▶

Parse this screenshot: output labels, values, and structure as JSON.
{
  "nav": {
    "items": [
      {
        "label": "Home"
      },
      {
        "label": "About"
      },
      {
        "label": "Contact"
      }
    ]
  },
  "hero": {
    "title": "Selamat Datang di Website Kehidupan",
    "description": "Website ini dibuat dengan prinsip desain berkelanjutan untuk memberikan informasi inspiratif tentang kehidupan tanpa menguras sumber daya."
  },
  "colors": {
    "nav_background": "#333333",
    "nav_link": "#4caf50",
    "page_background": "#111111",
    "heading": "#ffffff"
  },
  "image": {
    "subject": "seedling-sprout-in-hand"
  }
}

◀

What is needed >> Every entry should be printed again exactly as it stands.

Output of the task >>
Parse this screenshot: output labels, values, and structure as JSON.
{
  "nav": {
    "items": [
      {
        "label": "Home"
      },
      {
        "label": "About"
      },
      {
        "label": "Contact"
      }
    ]
  },
  "hero": {
    "title": "Selamat Datang di Website Kehidupan",
    "description": "Website ini dibuat dengan prinsip desain berkelanjutan untuk memberikan informasi inspiratif tentang kehidupan tanpa menguras sumber daya."
  },
  "colors": {
    "nav_background": "#333333",
    "nav_link": "#4caf50",
    "page_background": "#111111",
    "heading": "#ffffff"
  },
  "image": {
    "subject": "seedling-sprout-in-hand"
  }
}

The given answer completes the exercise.